Given records:

------------------------------

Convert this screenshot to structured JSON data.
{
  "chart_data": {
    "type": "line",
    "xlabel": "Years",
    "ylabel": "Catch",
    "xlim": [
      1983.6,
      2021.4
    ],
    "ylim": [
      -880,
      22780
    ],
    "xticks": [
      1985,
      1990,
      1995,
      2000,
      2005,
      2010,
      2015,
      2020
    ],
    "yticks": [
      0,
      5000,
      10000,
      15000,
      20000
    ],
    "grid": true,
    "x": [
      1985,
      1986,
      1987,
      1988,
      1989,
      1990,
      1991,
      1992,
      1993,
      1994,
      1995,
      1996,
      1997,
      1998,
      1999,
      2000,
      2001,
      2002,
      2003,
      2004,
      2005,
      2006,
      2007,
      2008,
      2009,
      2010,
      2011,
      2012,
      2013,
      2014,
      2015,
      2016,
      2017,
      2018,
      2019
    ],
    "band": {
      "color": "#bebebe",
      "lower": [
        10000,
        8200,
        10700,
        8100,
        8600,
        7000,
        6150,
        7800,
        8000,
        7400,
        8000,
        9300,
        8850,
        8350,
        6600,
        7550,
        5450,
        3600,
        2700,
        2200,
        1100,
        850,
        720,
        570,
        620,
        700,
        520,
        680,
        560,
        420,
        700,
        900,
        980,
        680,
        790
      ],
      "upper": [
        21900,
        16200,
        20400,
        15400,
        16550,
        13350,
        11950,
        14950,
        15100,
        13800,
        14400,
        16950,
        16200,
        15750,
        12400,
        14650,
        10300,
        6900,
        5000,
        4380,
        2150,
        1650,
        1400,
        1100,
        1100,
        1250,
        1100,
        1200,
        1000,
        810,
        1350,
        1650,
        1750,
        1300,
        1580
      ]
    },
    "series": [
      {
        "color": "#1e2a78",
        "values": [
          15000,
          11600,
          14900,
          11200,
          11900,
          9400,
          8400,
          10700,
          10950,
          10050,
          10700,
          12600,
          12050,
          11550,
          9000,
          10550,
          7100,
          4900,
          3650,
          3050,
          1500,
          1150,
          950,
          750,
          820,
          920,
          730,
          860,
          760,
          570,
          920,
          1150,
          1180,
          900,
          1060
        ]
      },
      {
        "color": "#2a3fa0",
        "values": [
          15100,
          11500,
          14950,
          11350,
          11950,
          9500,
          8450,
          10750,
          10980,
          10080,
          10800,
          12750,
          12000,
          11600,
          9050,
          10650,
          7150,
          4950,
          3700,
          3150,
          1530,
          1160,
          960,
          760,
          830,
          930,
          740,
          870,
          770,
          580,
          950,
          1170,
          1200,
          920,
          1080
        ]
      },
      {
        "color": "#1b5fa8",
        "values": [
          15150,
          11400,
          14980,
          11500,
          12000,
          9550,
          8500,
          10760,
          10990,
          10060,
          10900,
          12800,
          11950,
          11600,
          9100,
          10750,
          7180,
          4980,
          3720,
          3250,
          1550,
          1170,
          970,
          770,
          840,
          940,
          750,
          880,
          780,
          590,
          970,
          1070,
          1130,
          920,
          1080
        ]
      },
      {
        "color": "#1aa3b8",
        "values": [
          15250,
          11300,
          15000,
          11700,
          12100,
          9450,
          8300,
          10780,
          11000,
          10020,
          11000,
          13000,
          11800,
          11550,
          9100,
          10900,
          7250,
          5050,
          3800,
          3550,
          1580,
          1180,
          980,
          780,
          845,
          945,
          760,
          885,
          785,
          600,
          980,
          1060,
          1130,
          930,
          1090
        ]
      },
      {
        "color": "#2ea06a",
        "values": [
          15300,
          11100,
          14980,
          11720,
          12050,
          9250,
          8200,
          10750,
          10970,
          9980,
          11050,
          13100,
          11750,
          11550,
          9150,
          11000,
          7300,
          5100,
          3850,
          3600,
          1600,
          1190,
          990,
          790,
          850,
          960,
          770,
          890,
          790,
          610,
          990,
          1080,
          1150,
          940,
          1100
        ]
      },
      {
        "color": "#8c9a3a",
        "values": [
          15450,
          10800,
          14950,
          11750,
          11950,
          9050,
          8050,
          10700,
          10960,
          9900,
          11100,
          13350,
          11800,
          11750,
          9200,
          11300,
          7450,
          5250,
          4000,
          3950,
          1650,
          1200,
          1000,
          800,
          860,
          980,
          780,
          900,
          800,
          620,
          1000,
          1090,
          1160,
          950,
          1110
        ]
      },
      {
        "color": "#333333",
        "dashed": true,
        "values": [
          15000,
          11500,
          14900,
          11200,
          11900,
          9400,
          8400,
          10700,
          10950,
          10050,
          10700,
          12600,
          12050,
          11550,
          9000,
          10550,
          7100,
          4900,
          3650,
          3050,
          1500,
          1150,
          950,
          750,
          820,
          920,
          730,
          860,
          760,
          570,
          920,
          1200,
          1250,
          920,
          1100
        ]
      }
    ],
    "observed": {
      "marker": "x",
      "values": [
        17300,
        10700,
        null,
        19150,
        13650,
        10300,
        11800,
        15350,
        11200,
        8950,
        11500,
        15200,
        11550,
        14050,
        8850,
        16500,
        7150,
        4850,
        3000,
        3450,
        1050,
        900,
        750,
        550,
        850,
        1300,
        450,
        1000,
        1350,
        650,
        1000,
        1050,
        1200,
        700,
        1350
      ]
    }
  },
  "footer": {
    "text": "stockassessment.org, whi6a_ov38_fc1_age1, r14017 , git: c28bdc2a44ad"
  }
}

------------------------------

Print out all the entries precisely as written.

Convert this screenshot to structured JSON data.
{
  "chart_data": {
    "type": "line",
    "xlabel": "Years",
    "ylabel": "Catch",
    "xlim": [
      1983.6,
      2021.4
    ],
    "ylim": [
      -880,
      22780
    ],
    "xticks": [
      1985,
      1990,
      1995,
      2000,
      2005,
      2010,
      2015,
      2020
    ],
    "yticks": [
      0,
      5000,
      10000,
      15000,
      20000
    ],
    "grid": true,
    "x": [
      1985,
      1986,
      1987,
      1988,
      1989,
      1990,
      1991,
      1992,
      1993,
      1994,
      1995,
      1996,
      1997,
      1998,
      1999,
      2000,
      2001,
      2002,
      2003,
      2004,
      2005,
      2006,
      2007,
      2008,
      2009,
      2010,
      2011,
      2012,
      2013,
      2014,
      2015,
      2016,
      2017,
      2018,
      2019
    ],
    "band": {
      "color": "#bebebe",
      "lower": [
        10000,
        8200,
        10700,
        8100,
        8600,
        7000,
        6150,
        7800,
        8000,
        7400,
        8000,
        9300,
        8850,
        8350,
        6600,
        7550,
        5450,
        3600,
        2700,
        2200,
        1100,
        850,
        720,
        570,
        620,
        700,
        520,
        680,
        560,
        420,
        700,
        900,
        980,
        680,
        790
      ],
      "upper": [
        21900,
        16200,
        20400,
        15400,
        16550,
        13350,
        11950,
        14950,
        15100,
        13800,
        14400,
        16950,
        16200,
        15750,
        12400,
        14650,
        10300,
        6900,
        5000,
        4380,
        2150,
        1650,
        1400,
        1100,
        1100,
        1250,
        1100,
        1200,
        1000,
        810,
        1350,
        1650,
        1750,
        1300,
        1580
      ]
    },
    "series": [
      {
        "color": "#1e2a78",
        "values": [
          15000,
          11600,
          14900,
          11200,
          11900,
          9400,
          8400,
          10700,
          10950,
          10050,
          10700,
          12600,
          12050,
          11550,
          9000,
          10550,
          7100,
          4900,
          3650,
          3050,
          1500,
          1150,
          950,
          750,
          820,
          920,
          730,
          860,
          760,
          570,
          920,
          1150,
          1180,
          900,
          1060
        ]
      },
      {
        "color": "#2a3fa0",
        "values": [
          15100,
          11500,
          14950,
          11350,
          11950,
          9500,
          8450,
          10750,
          10980,
          10080,
          10800,
          12750,
          12000,
          11600,
          9050,
          10650,
          7150,
          4950,
          3700,
          3150,
          1530,
          1160,
          960,
          760,
          830,
          930,
          740,
          870,
          770,
          580,
          950,
          1170,
          1200,
          920,
          1080
        ]
      },
      {
        "color": "#1b5fa8",
        "values": [
          15150,
          11400,
          14980,
          11500,
          12000,
          9550,
          8500,
          10760,
          10990,
          10060,
          10900,
          12800,
          11950,
          11600,
          9100,
          10750,
          7180,
          4980,
          3720,
          3250,
          1550,
          1170,
          970,
          770,
          840,
          940,
          750,
          880,
          780,
          590,
          970,
          1070,
          1130,
          920,
          1080
        ]
      },
      {
        "color": "#1aa3b8",
        "values": [
          15250,
          11300,
          15000,
          11700,
          12100,
          9450,
          8300,
          10780,
          11000,
          10020,
          11000,
          13000,
          11800,
          11550,
          9100,
          10900,
          7250,
          5050,
          3800,
          3550,
          1580,
          1180,
          980,
          780,
          845,
          945,
          760,
          885,
          785,
          600,
          980,
          1060,
          1130,
          930,
          1090
        ]
      },
      {
        "color": "#2ea06a",
        "values": [
          15300,
          11100,
          14980,
          11720,
          12050,
          9250,
          8200,
          10750,
          10970,
          9980,
          11050,
          13100,
          11750,
          11550,
          9150,
          11000,
          7300,
          5100,
          3850,
          3600,
          1600,
          1190,
          990,
          790,
          850,
          960,
          770,
          890,
          790,
          610,
          990,
          1080,
          1150,
          940,
          1100
        ]
      },
      {
        "color": "#8c9a3a",
        "values": [
          15450,
          10800,
          14950,
          11750,
          11950,
          9050,
          8050,
          10700,
          10960,
          9900,
          11100,
          13350,
          11800,
          11750,
          9200,
          11300,
          7450,
          5250,
          4000,
          3950,
          1650,
          1200,
          1000,
          800,
          860,
          980,
          780,
          900,
          800,
          620,
          1000,
          1090,
          1160,
          950,
          1110
        ]
      },
      {
        "color": "#333333",
        "dashed": true,
        "values": [
          15000,
          11500,
          14900,
          11200,
          11900,
          9400,
          8400,
          10700,
          10950,
          10050,
          10700,
          12600,
          12050,
          11550,
          9000,
          10550,
          7100,
          4900,
          3650,
          3050,
          1500,
          1150,
          950,
          750,
          820,
          920,
          730,
          860,
          760,
          570,
          920,
          1200,
          1250,
          920,
          1100
        ]
      }
    ],
    "observed": {
      "marker": "x",
      "values": [
        17300,
        10700,
        null,
        19150,
        13650,
        10300,
        11800,
        15350,
        11200,
        8950,
        11500,
        15200,
        11550,
        14050,
        8850,
        16500,
        7150,
        4850,
        3000,
        3450,
        1050,
        900,
        750,
        550,
        850,
        1300,
        450,
        1000,
        1350,
        650,
        1000,
        1050,
        1200,
        700,
        1350
      ]
    }
  },
  "footer": {
    "text": "stockassessment.org, whi6a_ov38_fc1_age1, r14017 , git: c28bdc2a44ad"
  }
}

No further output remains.